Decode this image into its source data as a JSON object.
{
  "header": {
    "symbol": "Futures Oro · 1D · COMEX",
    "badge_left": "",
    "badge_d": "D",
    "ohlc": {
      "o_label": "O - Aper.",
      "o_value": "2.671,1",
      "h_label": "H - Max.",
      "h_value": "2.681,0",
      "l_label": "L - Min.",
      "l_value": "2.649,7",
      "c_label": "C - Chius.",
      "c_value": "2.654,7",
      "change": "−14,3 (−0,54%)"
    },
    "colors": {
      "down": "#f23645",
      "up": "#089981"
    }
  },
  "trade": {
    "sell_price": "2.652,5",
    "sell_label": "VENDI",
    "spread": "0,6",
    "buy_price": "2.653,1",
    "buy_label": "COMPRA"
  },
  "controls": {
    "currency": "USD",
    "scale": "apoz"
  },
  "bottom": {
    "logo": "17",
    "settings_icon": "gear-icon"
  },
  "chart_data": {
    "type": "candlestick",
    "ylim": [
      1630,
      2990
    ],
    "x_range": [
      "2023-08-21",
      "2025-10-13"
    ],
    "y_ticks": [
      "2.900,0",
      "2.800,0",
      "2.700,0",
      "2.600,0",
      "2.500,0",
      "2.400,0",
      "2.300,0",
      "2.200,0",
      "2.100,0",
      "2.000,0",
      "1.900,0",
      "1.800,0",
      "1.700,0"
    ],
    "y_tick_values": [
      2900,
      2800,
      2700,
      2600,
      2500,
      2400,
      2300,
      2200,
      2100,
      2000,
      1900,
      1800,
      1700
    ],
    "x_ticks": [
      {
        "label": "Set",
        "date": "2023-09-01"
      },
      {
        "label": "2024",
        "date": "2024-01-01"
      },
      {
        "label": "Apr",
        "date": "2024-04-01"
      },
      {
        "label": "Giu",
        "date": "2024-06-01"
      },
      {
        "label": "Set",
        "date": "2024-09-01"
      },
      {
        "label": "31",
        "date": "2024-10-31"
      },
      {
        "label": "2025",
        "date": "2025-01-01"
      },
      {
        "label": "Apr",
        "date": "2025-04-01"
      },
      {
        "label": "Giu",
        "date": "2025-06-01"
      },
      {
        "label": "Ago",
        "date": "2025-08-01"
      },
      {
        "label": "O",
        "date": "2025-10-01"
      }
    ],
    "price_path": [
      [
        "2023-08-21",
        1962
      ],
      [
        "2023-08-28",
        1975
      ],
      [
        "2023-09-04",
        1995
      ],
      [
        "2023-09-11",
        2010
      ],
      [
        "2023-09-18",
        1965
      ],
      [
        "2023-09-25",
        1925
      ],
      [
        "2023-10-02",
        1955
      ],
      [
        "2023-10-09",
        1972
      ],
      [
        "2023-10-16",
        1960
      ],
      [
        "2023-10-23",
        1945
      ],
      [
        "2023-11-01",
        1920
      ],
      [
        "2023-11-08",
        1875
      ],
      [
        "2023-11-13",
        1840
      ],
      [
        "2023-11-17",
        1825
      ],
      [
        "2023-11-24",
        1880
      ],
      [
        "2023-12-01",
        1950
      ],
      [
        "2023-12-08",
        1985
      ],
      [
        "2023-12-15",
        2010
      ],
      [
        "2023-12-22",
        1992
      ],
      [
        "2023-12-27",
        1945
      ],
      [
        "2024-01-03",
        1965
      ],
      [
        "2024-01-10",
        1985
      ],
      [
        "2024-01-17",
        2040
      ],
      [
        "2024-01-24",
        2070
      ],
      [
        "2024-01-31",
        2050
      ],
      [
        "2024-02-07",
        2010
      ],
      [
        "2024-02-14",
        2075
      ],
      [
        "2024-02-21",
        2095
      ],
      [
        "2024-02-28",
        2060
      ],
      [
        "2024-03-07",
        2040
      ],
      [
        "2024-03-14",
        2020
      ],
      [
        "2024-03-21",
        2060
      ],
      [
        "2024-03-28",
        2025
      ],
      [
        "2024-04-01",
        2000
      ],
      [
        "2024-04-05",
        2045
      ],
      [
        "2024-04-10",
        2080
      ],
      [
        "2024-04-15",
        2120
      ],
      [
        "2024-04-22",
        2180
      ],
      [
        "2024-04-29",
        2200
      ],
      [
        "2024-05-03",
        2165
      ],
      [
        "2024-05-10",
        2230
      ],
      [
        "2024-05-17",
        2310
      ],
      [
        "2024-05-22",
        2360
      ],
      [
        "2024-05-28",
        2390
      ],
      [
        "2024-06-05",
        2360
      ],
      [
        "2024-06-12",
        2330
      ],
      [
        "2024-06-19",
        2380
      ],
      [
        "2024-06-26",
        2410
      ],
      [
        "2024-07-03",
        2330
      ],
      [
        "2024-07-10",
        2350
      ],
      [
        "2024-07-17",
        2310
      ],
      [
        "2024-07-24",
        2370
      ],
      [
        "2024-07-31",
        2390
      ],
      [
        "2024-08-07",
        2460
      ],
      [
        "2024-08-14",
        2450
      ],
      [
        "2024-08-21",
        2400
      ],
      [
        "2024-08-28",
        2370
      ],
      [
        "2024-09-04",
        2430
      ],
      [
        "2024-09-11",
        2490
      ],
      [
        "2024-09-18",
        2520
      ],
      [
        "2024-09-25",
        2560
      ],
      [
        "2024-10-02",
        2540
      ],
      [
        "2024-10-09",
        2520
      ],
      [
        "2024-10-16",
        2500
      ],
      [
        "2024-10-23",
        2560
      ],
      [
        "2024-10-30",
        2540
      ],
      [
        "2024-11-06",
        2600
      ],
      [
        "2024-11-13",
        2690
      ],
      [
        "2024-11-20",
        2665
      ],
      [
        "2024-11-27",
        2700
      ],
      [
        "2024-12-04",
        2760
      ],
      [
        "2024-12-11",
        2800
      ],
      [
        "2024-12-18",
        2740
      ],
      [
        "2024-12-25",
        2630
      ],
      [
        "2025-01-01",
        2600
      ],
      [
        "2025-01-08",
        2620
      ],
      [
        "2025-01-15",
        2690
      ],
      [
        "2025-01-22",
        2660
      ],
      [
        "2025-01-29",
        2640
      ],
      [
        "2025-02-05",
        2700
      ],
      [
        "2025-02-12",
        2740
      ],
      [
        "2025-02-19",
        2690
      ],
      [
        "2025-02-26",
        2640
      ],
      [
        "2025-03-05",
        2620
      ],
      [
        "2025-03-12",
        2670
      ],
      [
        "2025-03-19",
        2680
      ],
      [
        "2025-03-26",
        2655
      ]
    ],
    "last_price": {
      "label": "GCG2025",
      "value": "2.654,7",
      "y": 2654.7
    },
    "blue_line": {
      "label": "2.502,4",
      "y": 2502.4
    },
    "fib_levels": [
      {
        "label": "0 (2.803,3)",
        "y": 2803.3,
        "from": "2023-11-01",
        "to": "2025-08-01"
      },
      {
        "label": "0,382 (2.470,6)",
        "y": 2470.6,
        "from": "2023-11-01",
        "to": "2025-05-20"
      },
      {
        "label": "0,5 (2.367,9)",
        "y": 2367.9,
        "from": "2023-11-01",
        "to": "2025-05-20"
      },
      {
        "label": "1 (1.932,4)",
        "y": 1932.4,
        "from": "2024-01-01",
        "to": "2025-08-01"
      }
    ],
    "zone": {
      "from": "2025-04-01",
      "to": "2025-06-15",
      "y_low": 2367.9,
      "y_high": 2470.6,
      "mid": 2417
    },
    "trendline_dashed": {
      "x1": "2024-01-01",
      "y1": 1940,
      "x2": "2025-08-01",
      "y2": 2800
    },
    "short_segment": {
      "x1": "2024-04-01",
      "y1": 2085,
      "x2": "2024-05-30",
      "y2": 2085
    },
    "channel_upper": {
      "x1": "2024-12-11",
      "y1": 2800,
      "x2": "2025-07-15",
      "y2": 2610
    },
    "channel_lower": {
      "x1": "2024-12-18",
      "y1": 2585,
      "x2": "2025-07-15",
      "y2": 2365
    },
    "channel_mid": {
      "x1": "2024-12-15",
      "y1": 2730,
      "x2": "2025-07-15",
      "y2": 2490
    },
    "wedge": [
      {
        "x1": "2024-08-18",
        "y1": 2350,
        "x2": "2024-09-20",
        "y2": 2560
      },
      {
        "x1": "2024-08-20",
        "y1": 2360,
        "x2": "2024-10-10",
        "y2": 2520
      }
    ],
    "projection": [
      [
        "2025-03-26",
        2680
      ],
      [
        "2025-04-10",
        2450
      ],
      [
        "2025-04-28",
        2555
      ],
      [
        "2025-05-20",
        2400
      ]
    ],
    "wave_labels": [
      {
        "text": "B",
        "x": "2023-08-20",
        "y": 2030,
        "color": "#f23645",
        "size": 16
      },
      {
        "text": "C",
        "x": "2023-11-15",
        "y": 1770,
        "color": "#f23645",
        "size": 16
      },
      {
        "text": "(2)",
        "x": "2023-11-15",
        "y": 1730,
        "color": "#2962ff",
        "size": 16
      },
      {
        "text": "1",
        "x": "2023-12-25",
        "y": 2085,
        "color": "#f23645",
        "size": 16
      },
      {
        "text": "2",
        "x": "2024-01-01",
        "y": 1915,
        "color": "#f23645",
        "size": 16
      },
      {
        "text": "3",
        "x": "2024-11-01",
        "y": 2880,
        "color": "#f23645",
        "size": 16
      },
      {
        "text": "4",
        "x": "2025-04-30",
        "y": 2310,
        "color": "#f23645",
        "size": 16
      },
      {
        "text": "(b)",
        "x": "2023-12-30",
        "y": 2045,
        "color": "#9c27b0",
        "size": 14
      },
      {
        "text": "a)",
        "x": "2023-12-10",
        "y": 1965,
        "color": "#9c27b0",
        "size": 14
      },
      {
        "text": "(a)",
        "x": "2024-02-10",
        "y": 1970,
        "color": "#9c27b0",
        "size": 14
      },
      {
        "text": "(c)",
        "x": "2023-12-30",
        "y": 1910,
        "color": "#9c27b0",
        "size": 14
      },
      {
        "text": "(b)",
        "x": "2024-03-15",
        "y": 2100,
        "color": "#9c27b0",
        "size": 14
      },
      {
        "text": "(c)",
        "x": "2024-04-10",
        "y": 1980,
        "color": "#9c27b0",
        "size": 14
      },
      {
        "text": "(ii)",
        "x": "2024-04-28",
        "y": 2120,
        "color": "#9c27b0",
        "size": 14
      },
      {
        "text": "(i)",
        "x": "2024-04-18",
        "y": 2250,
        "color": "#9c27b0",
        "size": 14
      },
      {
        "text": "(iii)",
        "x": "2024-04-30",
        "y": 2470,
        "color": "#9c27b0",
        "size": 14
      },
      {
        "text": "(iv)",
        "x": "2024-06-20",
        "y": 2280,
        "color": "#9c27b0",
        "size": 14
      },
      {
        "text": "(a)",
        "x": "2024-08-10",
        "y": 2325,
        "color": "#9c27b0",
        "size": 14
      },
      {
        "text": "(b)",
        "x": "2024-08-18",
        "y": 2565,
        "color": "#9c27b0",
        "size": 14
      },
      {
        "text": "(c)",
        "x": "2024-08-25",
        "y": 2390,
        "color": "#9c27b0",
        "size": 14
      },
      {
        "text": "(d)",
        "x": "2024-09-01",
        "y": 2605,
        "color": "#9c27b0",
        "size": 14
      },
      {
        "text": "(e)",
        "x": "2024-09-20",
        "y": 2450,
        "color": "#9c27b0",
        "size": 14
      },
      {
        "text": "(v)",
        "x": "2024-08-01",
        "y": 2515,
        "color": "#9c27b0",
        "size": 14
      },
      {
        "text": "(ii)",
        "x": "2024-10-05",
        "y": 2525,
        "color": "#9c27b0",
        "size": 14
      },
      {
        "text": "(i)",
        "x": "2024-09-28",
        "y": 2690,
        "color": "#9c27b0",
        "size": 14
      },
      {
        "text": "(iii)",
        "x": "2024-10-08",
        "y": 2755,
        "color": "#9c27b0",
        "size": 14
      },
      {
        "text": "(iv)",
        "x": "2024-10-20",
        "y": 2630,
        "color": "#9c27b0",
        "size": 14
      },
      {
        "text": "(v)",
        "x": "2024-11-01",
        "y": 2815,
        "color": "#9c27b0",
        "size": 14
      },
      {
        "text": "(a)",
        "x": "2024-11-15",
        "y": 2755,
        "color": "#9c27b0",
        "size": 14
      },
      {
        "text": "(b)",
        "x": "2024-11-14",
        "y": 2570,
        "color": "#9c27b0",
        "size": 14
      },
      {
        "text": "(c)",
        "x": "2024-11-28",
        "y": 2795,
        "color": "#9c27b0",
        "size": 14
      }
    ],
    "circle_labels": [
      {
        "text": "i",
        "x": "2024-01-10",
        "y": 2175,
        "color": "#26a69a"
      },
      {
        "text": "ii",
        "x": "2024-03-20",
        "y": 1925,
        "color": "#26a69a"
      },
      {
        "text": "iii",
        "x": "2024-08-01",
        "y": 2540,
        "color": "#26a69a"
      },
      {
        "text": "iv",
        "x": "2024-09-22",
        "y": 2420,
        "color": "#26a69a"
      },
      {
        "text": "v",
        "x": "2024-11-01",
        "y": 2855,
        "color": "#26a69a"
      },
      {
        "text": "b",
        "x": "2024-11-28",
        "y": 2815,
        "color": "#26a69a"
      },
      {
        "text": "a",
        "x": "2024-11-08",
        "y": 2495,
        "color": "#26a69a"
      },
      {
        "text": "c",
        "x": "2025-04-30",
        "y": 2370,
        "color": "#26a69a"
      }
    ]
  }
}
*-*-*
TASK DESCRIPTION - Read the entries and pick out all lines that include the word "date".

COMPLETE RESPONSE -
        "date": "2023-09-01"
        "date": "2024-01-01"
        "date": "2024-04-01"
        "date": "2024-06-01"
        "date": "2024-09-01"
        "date": "2024-10-31"
        "date": "2025-01-01"
        "date": "2025-04-01"
        "date": "2025-06-01"
        "date": "2025-08-01"
        "date": "2025-10-01"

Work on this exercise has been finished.